(Stored entries)
· · · · · · ·

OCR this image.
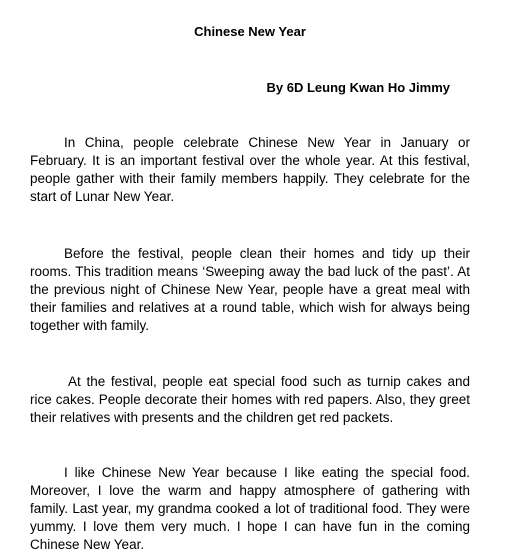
Chinese New Year
By 6D Leung Kwan Ho Jimmy

In China, people celebrate Chinese New Year in January or February. It is an important festival over the whole year. At this festival, people gather with their family members happily. They celebrate for the start of Lunar New Year.

Before the festival, people clean their homes and tidy up their rooms. This tradition means ‘Sweeping away the bad luck of the past’. At the previous night of Chinese New Year, people have a great meal with their families and relatives at a round table, which wish for always being together with family.

At the festival, people eat special food such as turnip cakes and rice cakes. People decorate their homes with red papers. Also, they greet their relatives with presents and the children get red packets.

I like Chinese New Year because I like eating the special food. Moreover, I love the warm and happy atmosphere of gathering with family. Last year, my grandma cooked a lot of traditional food. They were yummy. I love them very much. I hope I can have fun in the coming Chinese New Year.
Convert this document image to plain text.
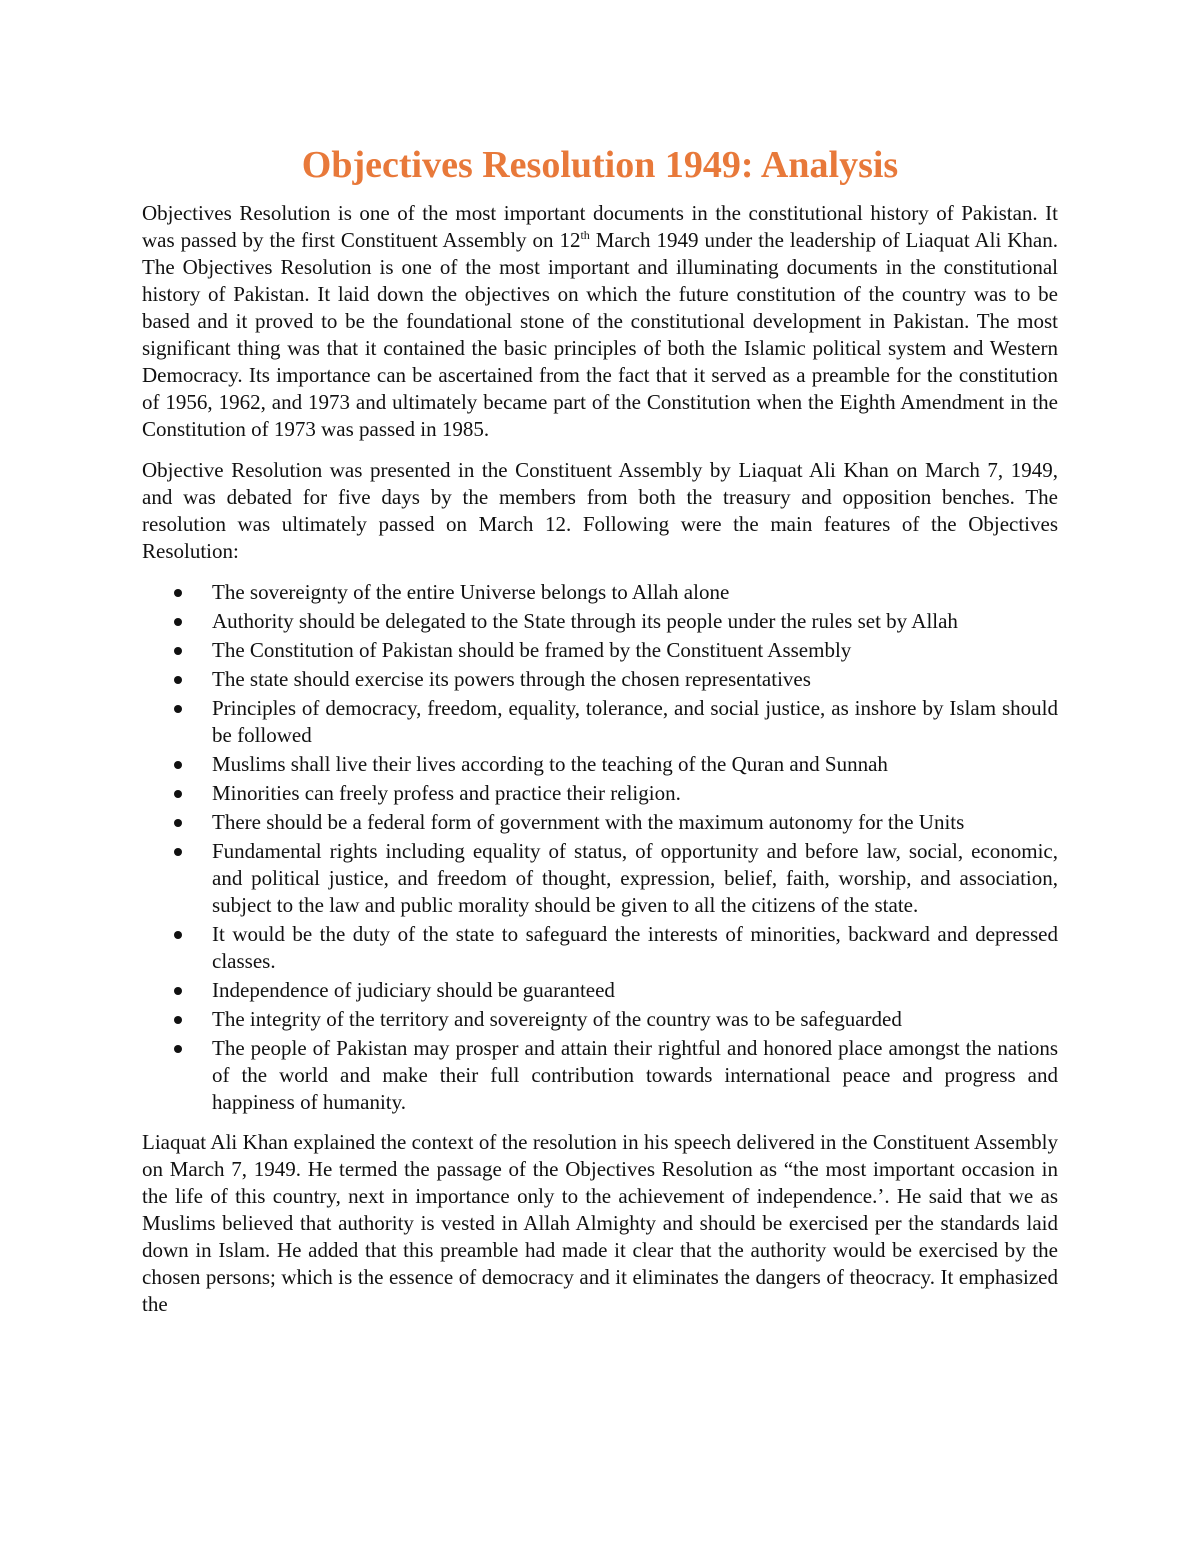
Objectives Resolution 1949: Analysis

Objectives Resolution is one of the most important documents in the constitutional history of Pakistan. It was passed by the first Constituent Assembly on 12th March 1949 under the leadership of Liaquat Ali Khan. The Objectives Resolution is one of the most important and illuminating documents in the constitutional history of Pakistan. It laid down the objectives on which the future constitution of the country was to be based and it proved to be the foundational stone of the constitutional development in Pakistan. The most significant thing was that it contained the basic principles of both the Islamic political system and Western Democracy. Its importance can be ascertained from the fact that it served as a preamble for the constitution of 1956, 1962, and 1973 and ultimately became part of the Constitution when the Eighth Amendment in the Constitution of 1973 was passed in 1985.

Objective Resolution was presented in the Constituent Assembly by Liaquat Ali Khan on March 7, 1949, and was debated for five days by the members from both the treasury and opposition benches. The resolution was ultimately passed on March 12. Following were the main features of the Objectives Resolution:

The sovereignty of the entire Universe belongs to Allah alone
Authority should be delegated to the State through its people under the rules set by Allah
The Constitution of Pakistan should be framed by the Constituent Assembly
The state should exercise its powers through the chosen representatives
Principles of democracy, freedom, equality, tolerance, and social justice, as inshore by Islam should be followed
Muslims shall live their lives according to the teaching of the Quran and Sunnah
Minorities can freely profess and practice their religion.
There should be a federal form of government with the maximum autonomy for the Units
Fundamental rights including equality of status, of opportunity and before law, social, economic, and political justice, and freedom of thought, expression, belief, faith, worship, and association, subject to the law and public morality should be given to all the citizens of the state.
It would be the duty of the state to safeguard the interests of minorities, backward and depressed classes.
Independence of judiciary should be guaranteed
The integrity of the territory and sovereignty of the country was to be safeguarded
The people of Pakistan may prosper and attain their rightful and honored place amongst the nations of the world and make their full contribution towards international peace and progress and happiness of humanity.

Liaquat Ali Khan explained the context of the resolution in his speech delivered in the Constituent Assembly on March 7, 1949. He termed the passage of the Objectives Resolution as “the most important occasion in the life of this country, next in importance only to the achievement of independence.’. He said that we as Muslims believed that authority is vested in Allah Almighty and should be exercised per the standards laid down in Islam. He added that this preamble had made it clear that the authority would be exercised by the chosen persons; which is the essence of democracy and it eliminates the dangers of theocracy. It emphasized the
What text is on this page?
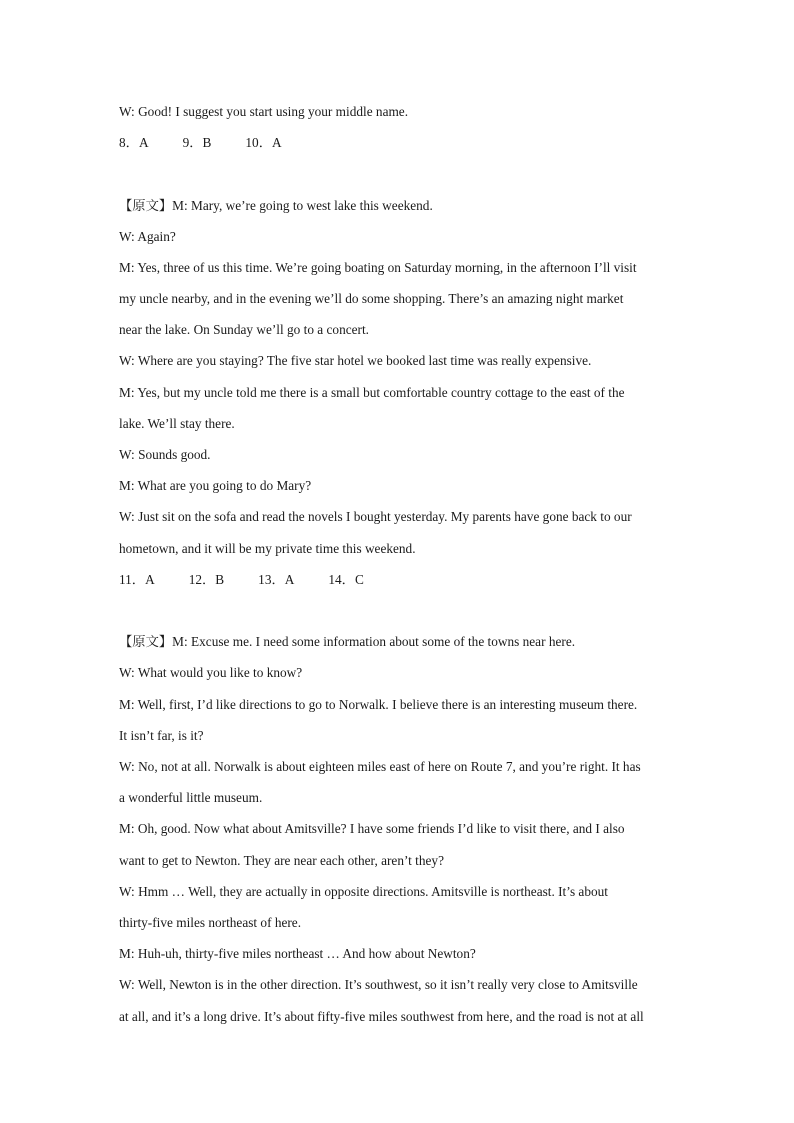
W: Good! I suggest you start using your middle name.
8．A	9．B	10．A
【原文】M: Mary, we’re going to west lake this weekend.
W: Again?
M: Yes, three of us this time. We’re going boating on Saturday morning, in the afternoon I’ll visit
my uncle nearby, and in the evening we’ll do some shopping. There’s an amazing night market
near the lake. On Sunday we’ll go to a concert.
W: Where are you staying? The five star hotel we booked last time was really expensive.
M: Yes, but my uncle told me there is a small but comfortable country cottage to the east of the
lake. We’ll stay there.
W: Sounds good.
M: What are you going to do Mary?
W: Just sit on the sofa and read the novels I bought yesterday. My parents have gone back to our
hometown, and it will be my private time this weekend.
11．A	12．B	13．A	14．C
【原文】M: Excuse me. I need some information about some of the towns near here.
W: What would you like to know?
M: Well, first, I’d like directions to go to Norwalk. I believe there is an interesting museum there.
It isn’t far, is it?
W: No, not at all. Norwalk is about eighteen miles east of here on Route 7, and you’re right. It has
a wonderful little museum.
M: Oh, good. Now what about Amitsville? I have some friends I’d like to visit there, and I also
want to get to Newton. They are near each other, aren’t they?
W: Hmm … Well, they are actually in opposite directions. Amitsville is northeast. It’s about
thirty-five miles northeast of here.
M: Huh-uh, thirty-five miles northeast … And how about Newton?
W: Well, Newton is in the other direction. It’s southwest, so it isn’t really very close to Amitsville
at all, and it’s a long drive. It’s about fifty-five miles southwest from here, and the road is not at all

· · · · · · ·

• [WHAT YOU NEED TO DO]:
Take the listing and print it again exactly, but without any pictures.

• [SOLUTION FOR THIS EXERCISE]:
OCR this image.
Chinese New Year
By 6D Leung Kwan Ho Jimmy

In China, people celebrate Chinese New Year in January or February. It is an important festival over the whole year. At this festival, people gather with their family members happily. They celebrate for the start of Lunar New Year.

Before the festival, people clean their homes and tidy up their rooms. This tradition means ‘Sweeping away the bad luck of the past’. At the previous night of Chinese New Year, people have a great meal with their families and relatives at a round table, which wish for always being together with family.

At the festival, people eat special food such as turnip cakes and rice cakes. People decorate their homes with red papers. Also, they greet their relatives with presents and the children get red packets.

I like Chinese New Year because I like eating the special food. Moreover, I love the warm and happy atmosphere of gathering with family. Last year, my grandma cooked a lot of traditional food. They were yummy. I love them very much. I hope I can have fun in the coming Chinese New Year.
Convert this document image to plain text.
Objectives Resolution 1949: Analysis

Objectives Resolution is one of the most important documents in the constitutional history of Pakistan. It was passed by the first Constituent Assembly on 12th March 1949 under the leadership of Liaquat Ali Khan. The Objectives Resolution is one of the most important and illuminating documents in the constitutional history of Pakistan. It laid down the objectives on which the future constitution of the country was to be based and it proved to be the foundational stone of the constitutional development in Pakistan. The most significant thing was that it contained the basic principles of both the Islamic political system and Western Democracy. Its importance can be ascertained from the fact that it served as a preamble for the constitution of 1956, 1962, and 1973 and ultimately became part of the Constitution when the Eighth Amendment in the Constitution of 1973 was passed in 1985.

Objective Resolution was presented in the Constituent Assembly by Liaquat Ali Khan on March 7, 1949, and was debated for five days by the members from both the treasury and opposition benches. The resolution was ultimately passed on March 12. Following were the main features of the Objectives Resolution:

The sovereignty of the entire Universe belongs to Allah alone
Authority should be delegated to the State through its people under the rules set by Allah
The Constitution of Pakistan should be framed by the Constituent Assembly
The state should exercise its powers through the chosen representatives
Principles of democracy, freedom, equality, tolerance, and social justice, as inshore by Islam should be followed
Muslims shall live their lives according to the teaching of the Quran and Sunnah
Minorities can freely profess and practice their religion.
There should be a federal form of government with the maximum autonomy for the Units
Fundamental rights including equality of status, of opportunity and before law, social, economic, and political justice, and freedom of thought, expression, belief, faith, worship, and association, subject to the law and public morality should be given to all the citizens of the state.
It would be the duty of the state to safeguard the interests of minorities, backward and depressed classes.
Independence of judiciary should be guaranteed
The integrity of the territory and sovereignty of the country was to be safeguarded
The people of Pakistan may prosper and attain their rightful and honored place amongst the nations of the world and make their full contribution towards international peace and progress and happiness of humanity.

Liaquat Ali Khan explained the context of the resolution in his speech delivered in the Constituent Assembly on March 7, 1949. He termed the passage of the Objectives Resolution as “the most important occasion in the life of this country, next in importance only to the achievement of independence.’. He said that we as Muslims believed that authority is vested in Allah Almighty and should be exercised per the standards laid down in Islam. He added that this preamble had made it clear that the authority would be exercised by the chosen persons; which is the essence of democracy and it eliminates the dangers of theocracy. It emphasized the
What text is on this page?
W: Good! I suggest you start using your middle name.
8．A	9．B	10．A
【原文】M: Mary, we’re going to west lake this weekend.
W: Again?
M: Yes, three of us this time. We’re going boating on Saturday morning, in the afternoon I’ll visit
my uncle nearby, and in the evening we’ll do some shopping. There’s an amazing night market
near the lake. On Sunday we’ll go to a concert.
W: Where are you staying? The five star hotel we booked last time was really expensive.
M: Yes, but my uncle told me there is a small but comfortable country cottage to the east of the
lake. We’ll stay there.
W: Sounds good.
M: What are you going to do Mary?
W: Just sit on the sofa and read the novels I bought yesterday. My parents have gone back to our
hometown, and it will be my private time this weekend.
11．A	12．B	13．A	14．C
【原文】M: Excuse me. I need some information about some of the towns near here.
W: What would you like to know?
M: Well, first, I’d like directions to go to Norwalk. I believe there is an interesting museum there.
It isn’t far, is it?
W: No, not at all. Norwalk is about eighteen miles east of here on Route 7, and you’re right. It has
a wonderful little museum.
M: Oh, good. Now what about Amitsville? I have some friends I’d like to visit there, and I also
want to get to Newton. They are near each other, aren’t they?
W: Hmm … Well, they are actually in opposite directions. Amitsville is northeast. It’s about
thirty-five miles northeast of here.
M: Huh-uh, thirty-five miles northeast … And how about Newton?
W: Well, Newton is in the other direction. It’s southwest, so it isn’t really very close to Amitsville
at all, and it’s a long drive. It’s about fifty-five miles southwest from here, and the road is not at all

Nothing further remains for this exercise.